▸ **Directive**: Copy each line exactly. Drop every picture.

----- Supplied records -----

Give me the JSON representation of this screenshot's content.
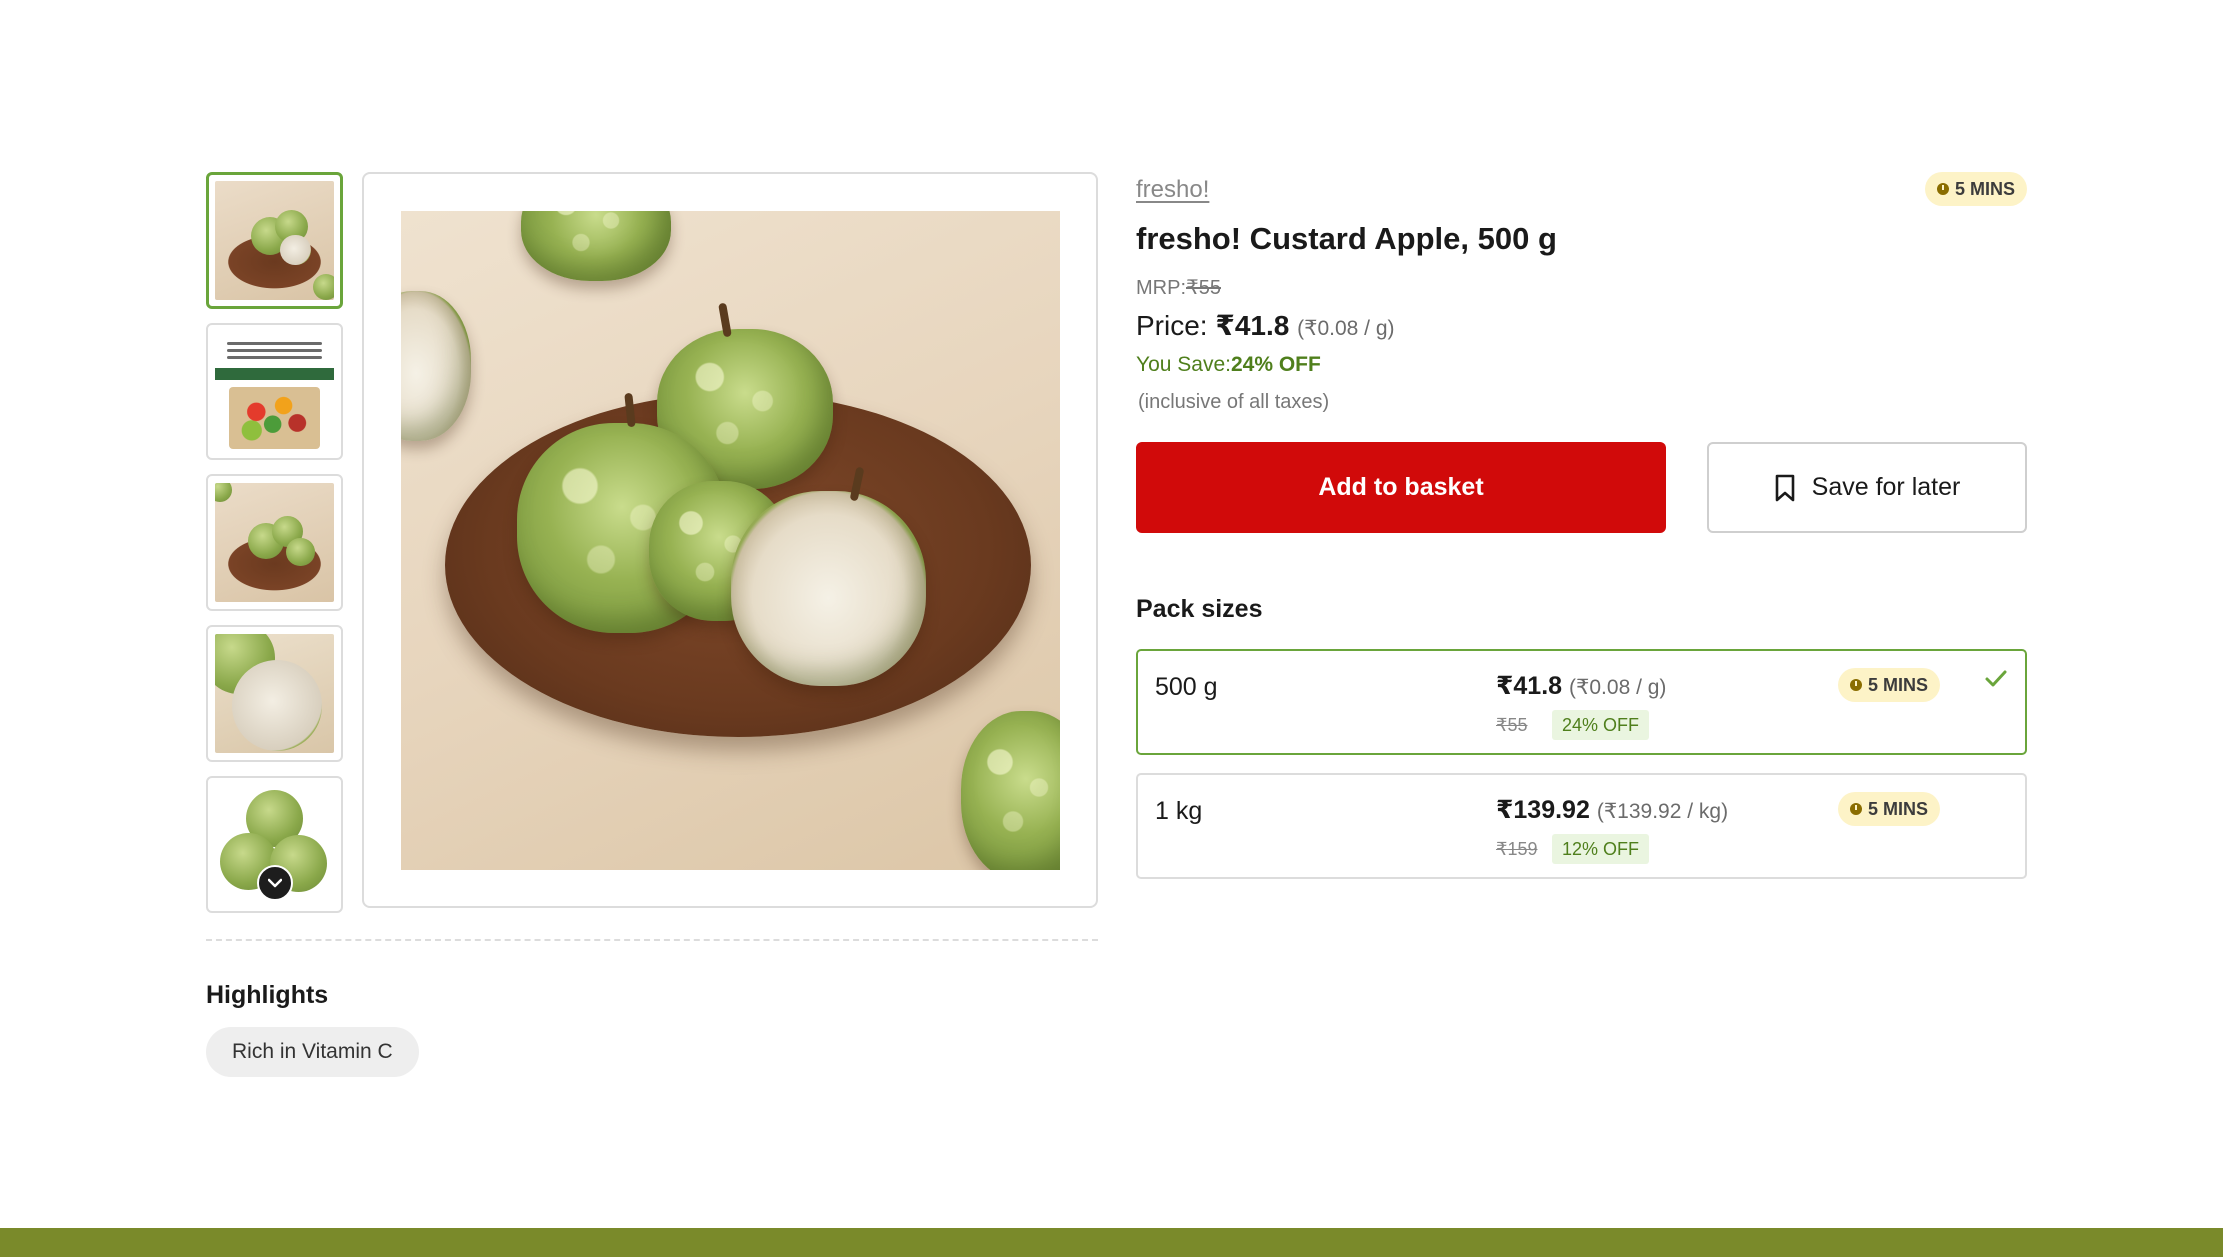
{
  "gallery": {
    "thumbnails": [
      {
        "alt": "custard apples on wooden board",
        "active": true
      },
      {
        "alt": "produce information card",
        "active": false
      },
      {
        "alt": "custard apples on wooden board",
        "active": false
      },
      {
        "alt": "custard apple cut open",
        "active": false
      },
      {
        "alt": "custard apples stacked",
        "active": false
      }
    ],
    "scroll_down_icon": "chevron-down-icon"
  },
  "highlights": {
    "title": "Highlights",
    "chips": [
      "Rich in Vitamin C"
    ]
  },
  "product": {
    "brand": "fresho!",
    "eta": "5 MINS",
    "title": "fresho! Custard Apple, 500 g",
    "mrp_label": "MRP:",
    "mrp_value": "₹55",
    "price_label": "Price: ",
    "price_value": "₹41.8",
    "price_unit": "(₹0.08 / g)",
    "save_label": "You Save:",
    "save_value": "24% OFF",
    "tax_note": "(inclusive of all taxes)"
  },
  "actions": {
    "add_to_basket": "Add to basket",
    "save_for_later": "Save for later"
  },
  "pack_sizes": {
    "title": "Pack sizes",
    "items": [
      {
        "size": "500 g",
        "price": "₹41.8",
        "unit": "(₹0.08 / g)",
        "mrp": "₹55",
        "off": "24% OFF",
        "eta": "5 MINS",
        "selected": true
      },
      {
        "size": "1 kg",
        "price": "₹139.92",
        "unit": "(₹139.92 / kg)",
        "mrp": "₹159",
        "off": "12% OFF",
        "eta": "5 MINS",
        "selected": false
      }
    ]
  },
  "colors": {
    "primary_red": "#d10a0a",
    "accent_green": "#6aa53b",
    "save_green": "#4f7f1c",
    "eta_bg": "#fdf3c7",
    "footer": "#7a8a2a"
  }
}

-----

▸ **Task response**:
Give me the JSON representation of this screenshot's content.
{
  "gallery": {
    "thumbnails": [
      {
        "alt": "custard apples on wooden board",
        "active": true
      },
      {
        "alt": "produce information card",
        "active": false
      },
      {
        "alt": "custard apples on wooden board",
        "active": false
      },
      {
        "alt": "custard apple cut open",
        "active": false
      },
      {
        "alt": "custard apples stacked",
        "active": false
      }
    ],
    "scroll_down_icon": "chevron-down-icon"
  },
  "highlights": {
    "title": "Highlights",
    "chips": [
      "Rich in Vitamin C"
    ]
  },
  "product": {
    "brand": "fresho!",
    "eta": "5 MINS",
    "title": "fresho! Custard Apple, 500 g",
    "mrp_label": "MRP:",
    "mrp_value": "₹55",
    "price_label": "Price: ",
    "price_value": "₹41.8",
    "price_unit": "(₹0.08 / g)",
    "save_label": "You Save:",
    "save_value": "24% OFF",
    "tax_note": "(inclusive of all taxes)"
  },
  "actions": {
    "add_to_basket": "Add to basket",
    "save_for_later": "Save for later"
  },
  "pack_sizes": {
    "title": "Pack sizes",
    "items": [
      {
        "size": "500 g",
        "price": "₹41.8",
        "unit": "(₹0.08 / g)",
        "mrp": "₹55",
        "off": "24% OFF",
        "eta": "5 MINS",
        "selected": true
      },
      {
        "size": "1 kg",
        "price": "₹139.92",
        "unit": "(₹139.92 / kg)",
        "mrp": "₹159",
        "off": "12% OFF",
        "eta": "5 MINS",
        "selected": false
      }
    ]
  },
  "colors": {
    "primary_red": "#d10a0a",
    "accent_green": "#6aa53b",
    "save_green": "#4f7f1c",
    "eta_bg": "#fdf3c7",
    "footer": "#7a8a2a"
  }
}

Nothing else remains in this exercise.